#### What you should do
Report every line below that holds the word "name".

#### Extracted data
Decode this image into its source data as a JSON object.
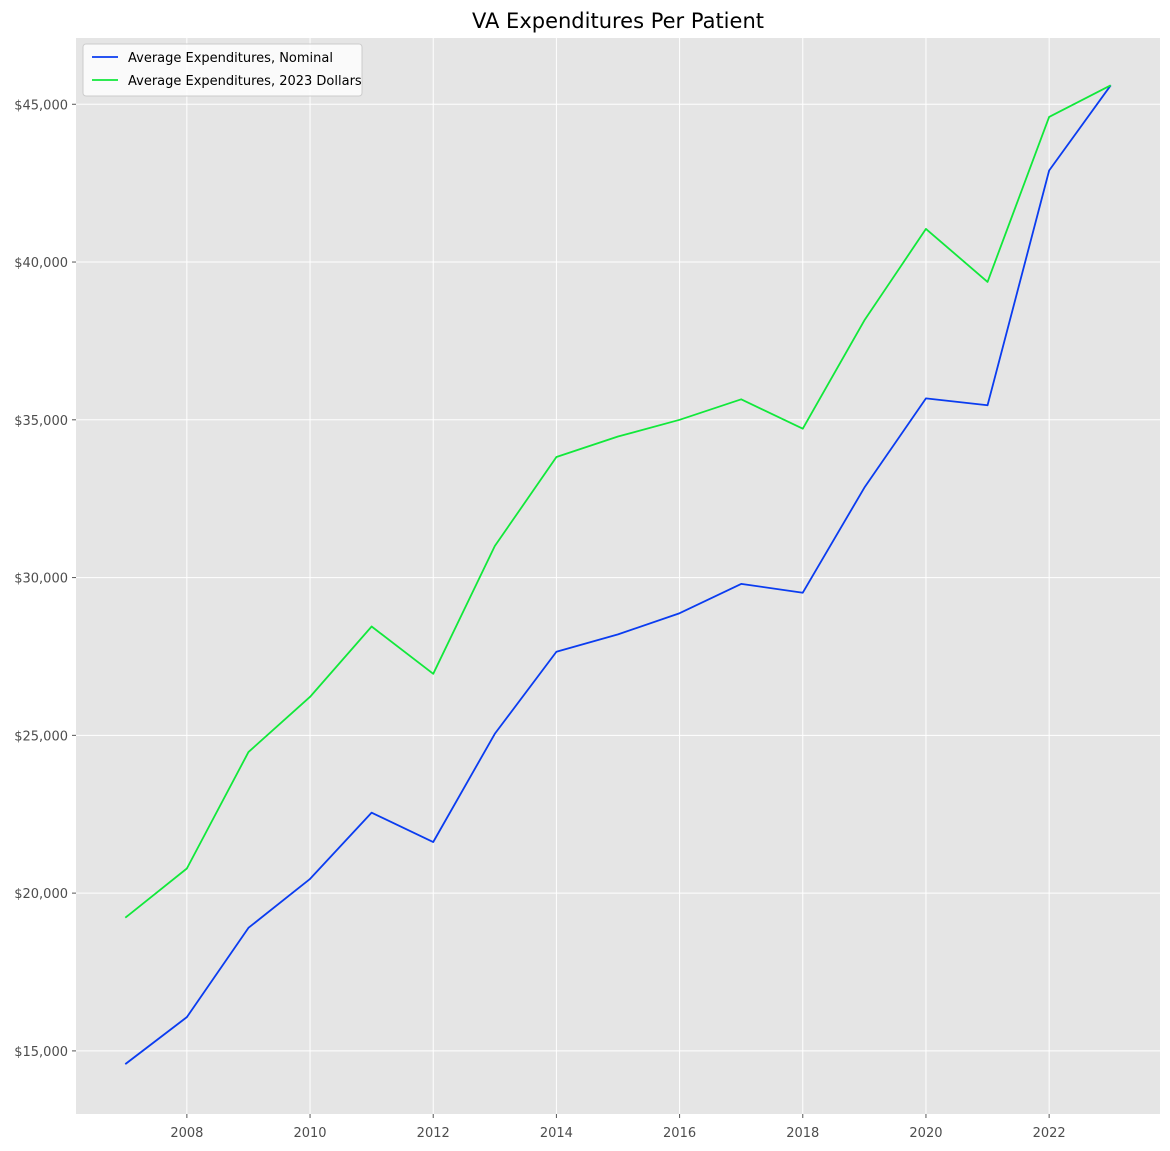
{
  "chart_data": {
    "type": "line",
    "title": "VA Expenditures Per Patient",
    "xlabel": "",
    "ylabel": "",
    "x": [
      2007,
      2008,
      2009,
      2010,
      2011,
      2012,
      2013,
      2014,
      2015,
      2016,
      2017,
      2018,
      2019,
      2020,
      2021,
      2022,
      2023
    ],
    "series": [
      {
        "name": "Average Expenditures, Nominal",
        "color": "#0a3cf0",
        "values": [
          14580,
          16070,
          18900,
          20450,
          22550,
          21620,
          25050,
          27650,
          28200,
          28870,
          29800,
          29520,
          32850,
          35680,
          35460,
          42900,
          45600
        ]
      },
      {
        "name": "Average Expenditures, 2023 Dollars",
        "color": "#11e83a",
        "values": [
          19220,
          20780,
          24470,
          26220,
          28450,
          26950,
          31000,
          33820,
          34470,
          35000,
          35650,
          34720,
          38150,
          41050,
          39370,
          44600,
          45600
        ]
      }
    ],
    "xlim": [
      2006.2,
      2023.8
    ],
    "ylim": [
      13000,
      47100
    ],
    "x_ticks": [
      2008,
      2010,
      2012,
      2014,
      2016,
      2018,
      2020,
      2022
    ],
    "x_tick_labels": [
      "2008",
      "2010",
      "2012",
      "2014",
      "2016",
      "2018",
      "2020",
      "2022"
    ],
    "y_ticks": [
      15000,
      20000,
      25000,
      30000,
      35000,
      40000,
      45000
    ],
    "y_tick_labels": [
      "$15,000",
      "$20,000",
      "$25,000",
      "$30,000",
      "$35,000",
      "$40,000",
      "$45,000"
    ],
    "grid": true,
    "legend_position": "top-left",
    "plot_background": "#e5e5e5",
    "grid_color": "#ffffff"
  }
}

---

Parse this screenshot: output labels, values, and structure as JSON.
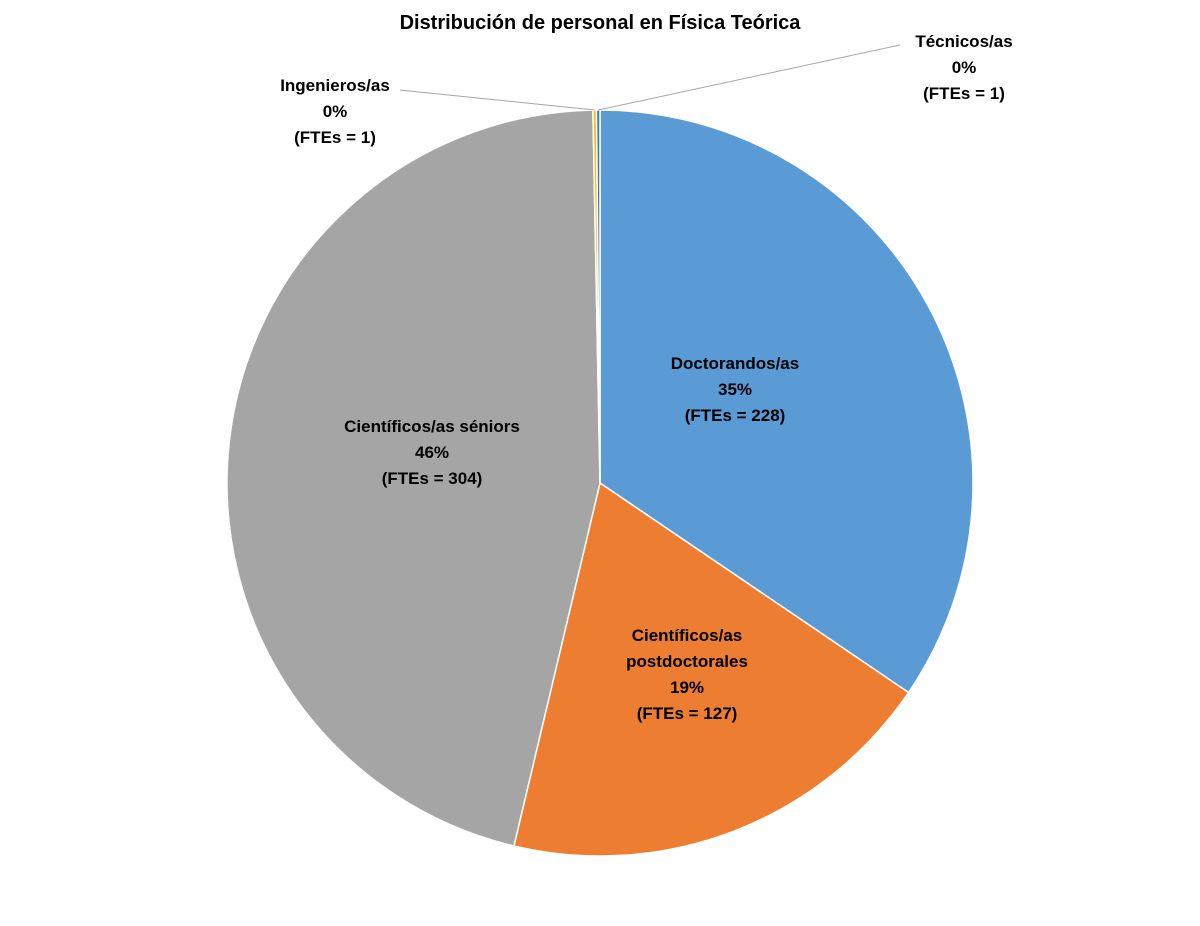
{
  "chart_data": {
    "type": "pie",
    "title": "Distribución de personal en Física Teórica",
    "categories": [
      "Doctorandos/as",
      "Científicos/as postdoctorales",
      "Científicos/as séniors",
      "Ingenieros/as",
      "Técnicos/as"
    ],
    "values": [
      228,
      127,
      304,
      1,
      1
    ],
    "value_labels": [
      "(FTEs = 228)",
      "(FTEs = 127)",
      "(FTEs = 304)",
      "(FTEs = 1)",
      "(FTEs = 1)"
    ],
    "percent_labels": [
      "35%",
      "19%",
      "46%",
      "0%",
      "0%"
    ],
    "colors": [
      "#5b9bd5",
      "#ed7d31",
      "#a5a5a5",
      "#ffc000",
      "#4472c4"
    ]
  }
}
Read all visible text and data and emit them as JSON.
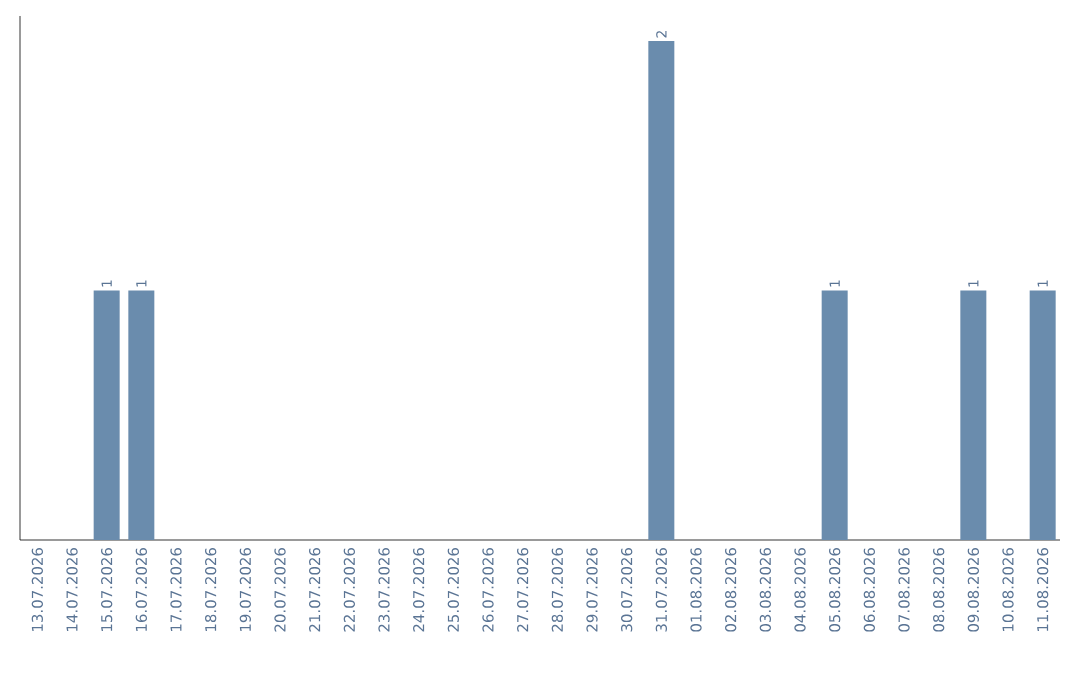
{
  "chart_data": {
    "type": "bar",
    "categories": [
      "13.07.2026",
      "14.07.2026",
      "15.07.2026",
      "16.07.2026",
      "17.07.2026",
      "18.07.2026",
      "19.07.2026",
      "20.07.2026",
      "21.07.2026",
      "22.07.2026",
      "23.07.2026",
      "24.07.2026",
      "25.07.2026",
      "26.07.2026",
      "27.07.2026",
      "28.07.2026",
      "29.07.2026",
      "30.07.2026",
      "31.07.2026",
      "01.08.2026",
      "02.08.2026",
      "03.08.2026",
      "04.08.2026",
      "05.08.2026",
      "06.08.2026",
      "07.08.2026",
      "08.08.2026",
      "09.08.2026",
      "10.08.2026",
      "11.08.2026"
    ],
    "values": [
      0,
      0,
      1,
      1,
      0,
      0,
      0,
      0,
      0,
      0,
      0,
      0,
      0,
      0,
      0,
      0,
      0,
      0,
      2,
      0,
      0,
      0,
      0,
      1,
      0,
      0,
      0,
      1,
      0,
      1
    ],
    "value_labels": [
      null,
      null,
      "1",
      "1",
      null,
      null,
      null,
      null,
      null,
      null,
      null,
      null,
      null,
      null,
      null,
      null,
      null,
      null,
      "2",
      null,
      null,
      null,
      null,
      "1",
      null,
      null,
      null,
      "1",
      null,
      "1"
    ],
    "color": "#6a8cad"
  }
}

#### Final answer
        "name": "Average Expenditures, Nominal",
        "name": "Average Expenditures, 2023 Dollars",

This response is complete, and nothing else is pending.